- [BRIEF] The records below must be transcribed exactly. Do not include the pictures.

+++ EXTRACTED RECORDS +++

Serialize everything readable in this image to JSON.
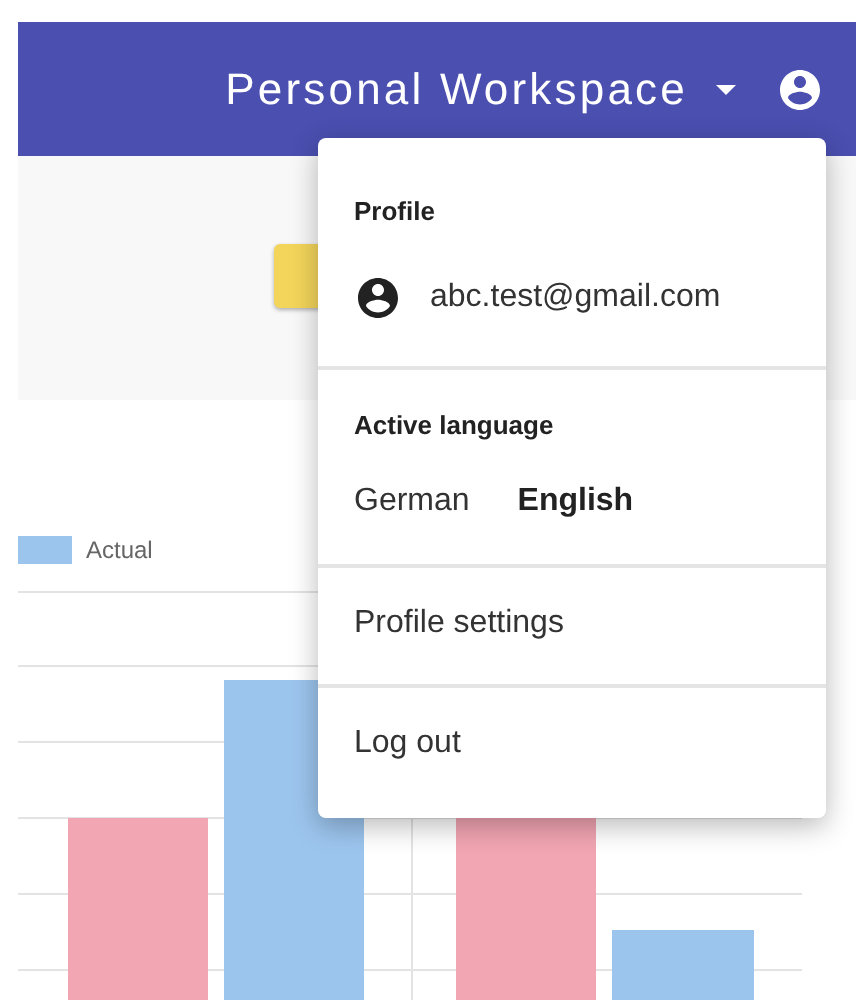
{
  "header": {
    "workspace": "Personal Workspace"
  },
  "chart": {
    "legend": [
      {
        "label": "Actual",
        "color": "#9cc5ee"
      }
    ]
  },
  "menu": {
    "profile_title": "Profile",
    "email": "abc.test@gmail.com",
    "language_title": "Active language",
    "languages": [
      {
        "label": "German",
        "selected": false
      },
      {
        "label": "English",
        "selected": true
      }
    ],
    "items": [
      "Profile settings",
      "Log out"
    ]
  }
}
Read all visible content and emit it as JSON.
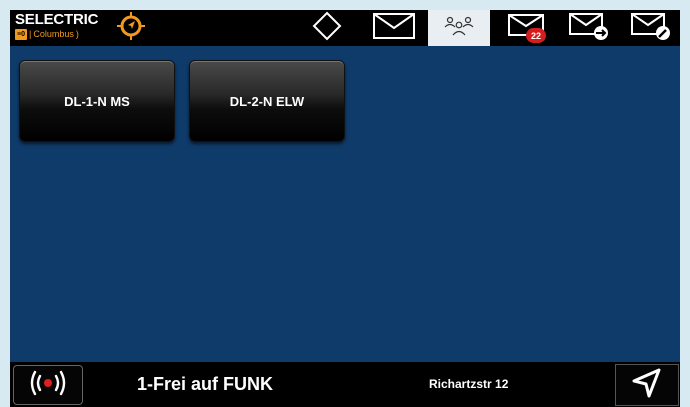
{
  "brand": {
    "name": "SELECTRIC",
    "badge": "≡0",
    "product": "Columbus"
  },
  "tabs": {
    "diamond": "diamond-icon",
    "messages": "envelope-icon",
    "units": "people-icon",
    "inbox": "envelope-inbox-icon",
    "inbox_count": "22",
    "outbox": "envelope-send-icon",
    "compose": "envelope-edit-icon",
    "active": "units"
  },
  "units": [
    {
      "label": "DL-1-N MS"
    },
    {
      "label": "DL-2-N ELW"
    }
  ],
  "statusbar": {
    "signal_icon": "radio-signal-icon",
    "status": "1-Frei auf FUNK",
    "address": "Richartzstr 12",
    "nav_icon": "navigation-arrow-icon"
  },
  "colors": {
    "background": "#0f3b6b",
    "accent": "#f29a1e",
    "badge_red": "#d41d1d",
    "active_tab": "#e9eef3"
  }
}
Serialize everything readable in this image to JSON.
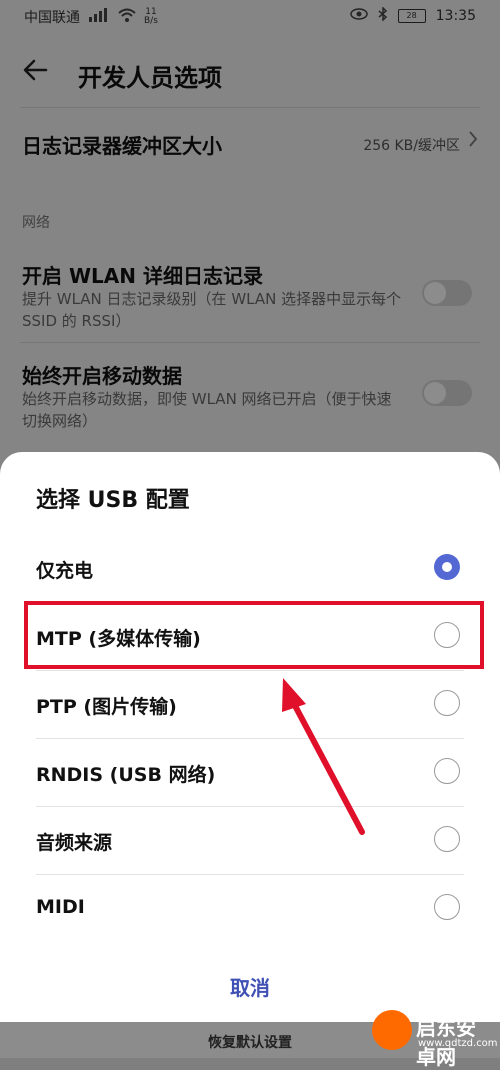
{
  "statusbar": {
    "carrier": "中国联通",
    "net_speed_top": "11",
    "net_speed_bottom": "B/s",
    "battery": "28",
    "time": "13:35"
  },
  "appbar": {
    "title": "开发人员选项"
  },
  "rows": {
    "log_buffer": {
      "title": "日志记录器缓冲区大小",
      "value": "256 KB/缓冲区"
    },
    "network_section": "网络",
    "wlan_log": {
      "title": "开启 WLAN 详细日志记录",
      "desc": "提升 WLAN 日志记录级别（在 WLAN 选择器中显示每个 SSID 的 RSSI）"
    },
    "mobile_data": {
      "title": "始终开启移动数据",
      "desc": "始终开启移动数据，即使 WLAN 网络已开启（便于快速切换网络）"
    }
  },
  "dialog": {
    "title": "选择 USB 配置",
    "options": [
      {
        "label": "仅充电",
        "selected": true
      },
      {
        "label": "MTP (多媒体传输)",
        "selected": false
      },
      {
        "label": "PTP (图片传输)",
        "selected": false
      },
      {
        "label": "RNDIS (USB 网络)",
        "selected": false
      },
      {
        "label": "音频来源",
        "selected": false
      },
      {
        "label": "MIDI",
        "selected": false
      }
    ],
    "cancel": "取消"
  },
  "bottom": {
    "reset": "恢复默认设置"
  },
  "watermark": {
    "main": "启东安卓网",
    "sub": "www.qdtzd.com"
  },
  "colors": {
    "accent": "#5468d4",
    "highlight": "#e0102a",
    "cancel": "#3f51b5"
  }
}
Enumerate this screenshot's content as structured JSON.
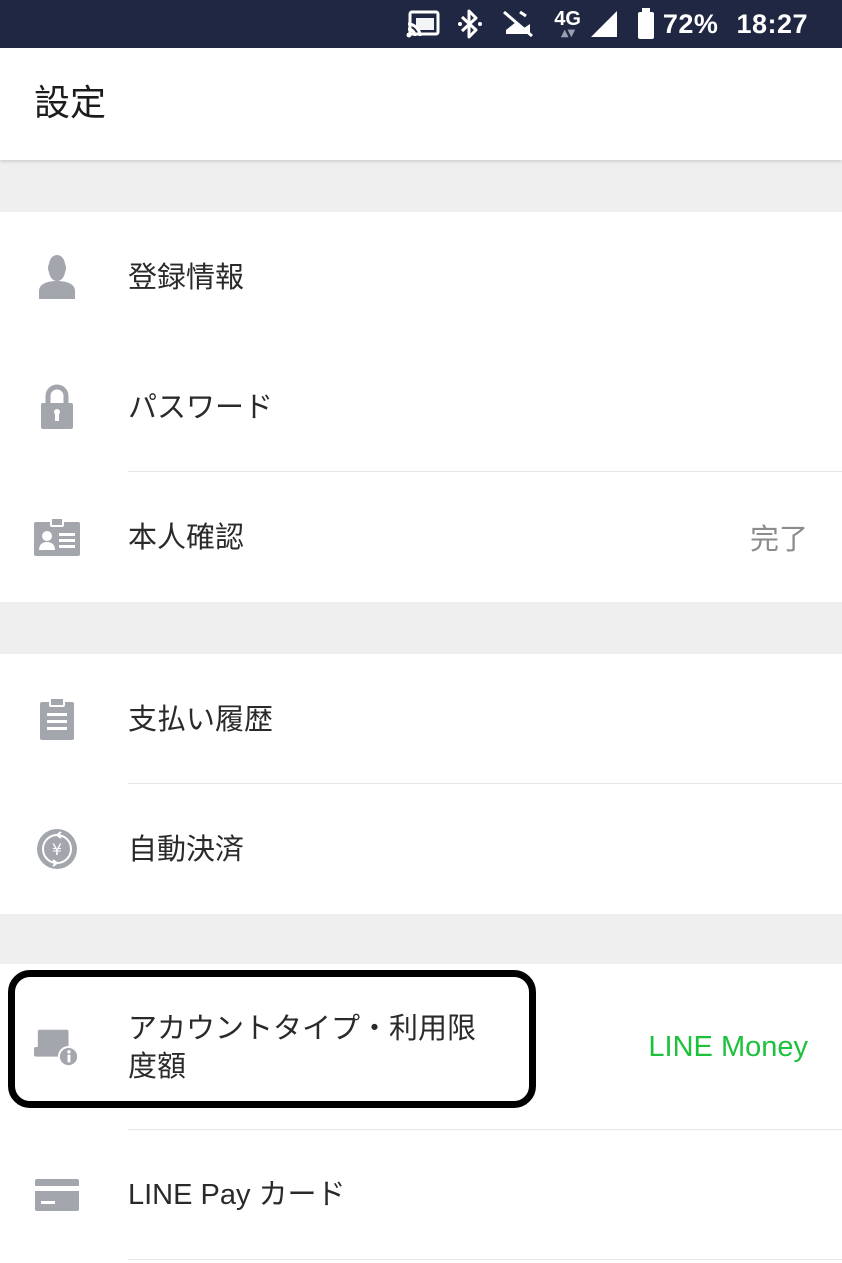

+++

- [SOLUTION FOR THIS PROBLEM]
Serialize everything readable in this image to JSON.
{
  "header": {
    "workspace": "Personal Workspace"
  },
  "chart": {
    "legend": [
      {
        "label": "Actual",
        "color": "#9cc5ee"
      }
    ]
  },
  "menu": {
    "profile_title": "Profile",
    "email": "abc.test@gmail.com",
    "language_title": "Active language",
    "languages": [
      {
        "label": "German",
        "selected": false
      },
      {
        "label": "English",
        "selected": true
      }
    ],
    "items": [
      "Profile settings",
      "Log out"
    ]
  }
}
Read all visible content and emit it as JSON.
{
  "brand": {
    "name": "SELECTRIC",
    "badge": "≡0",
    "product": "Columbus"
  },
  "tabs": {
    "diamond": "diamond-icon",
    "messages": "envelope-icon",
    "units": "people-icon",
    "inbox": "envelope-inbox-icon",
    "inbox_count": "22",
    "outbox": "envelope-send-icon",
    "compose": "envelope-edit-icon",
    "active": "units"
  },
  "units": [
    {
      "label": "DL-1-N MS"
    },
    {
      "label": "DL-2-N ELW"
    }
  ],
  "statusbar": {
    "signal_icon": "radio-signal-icon",
    "status": "1-Frei auf FUNK",
    "address": "Richartzstr 12",
    "nav_icon": "navigation-arrow-icon"
  },
  "colors": {
    "background": "#0f3b6b",
    "accent": "#f29a1e",
    "badge_red": "#d41d1d",
    "active_tab": "#e9eef3"
  }
}
Serialize everything readable in this image to JSON.
{
  "statusbar": {
    "carrier": "中国联通",
    "net_speed_top": "11",
    "net_speed_bottom": "B/s",
    "battery": "28",
    "time": "13:35"
  },
  "appbar": {
    "title": "开发人员选项"
  },
  "rows": {
    "log_buffer": {
      "title": "日志记录器缓冲区大小",
      "value": "256 KB/缓冲区"
    },
    "network_section": "网络",
    "wlan_log": {
      "title": "开启 WLAN 详细日志记录",
      "desc": "提升 WLAN 日志记录级别（在 WLAN 选择器中显示每个 SSID 的 RSSI）"
    },
    "mobile_data": {
      "title": "始终开启移动数据",
      "desc": "始终开启移动数据，即使 WLAN 网络已开启（便于快速切换网络）"
    }
  },
  "dialog": {
    "title": "选择 USB 配置",
    "options": [
      {
        "label": "仅充电",
        "selected": true
      },
      {
        "label": "MTP (多媒体传输)",
        "selected": false
      },
      {
        "label": "PTP (图片传输)",
        "selected": false
      },
      {
        "label": "RNDIS (USB 网络)",
        "selected": false
      },
      {
        "label": "音频来源",
        "selected": false
      },
      {
        "label": "MIDI",
        "selected": false
      }
    ],
    "cancel": "取消"
  },
  "bottom": {
    "reset": "恢复默认设置"
  },
  "watermark": {
    "main": "启东安卓网",
    "sub": "www.qdtzd.com"
  },
  "colors": {
    "accent": "#5468d4",
    "highlight": "#e0102a",
    "cancel": "#3f51b5"
  }
}
Enumerate this screenshot's content as structured JSON.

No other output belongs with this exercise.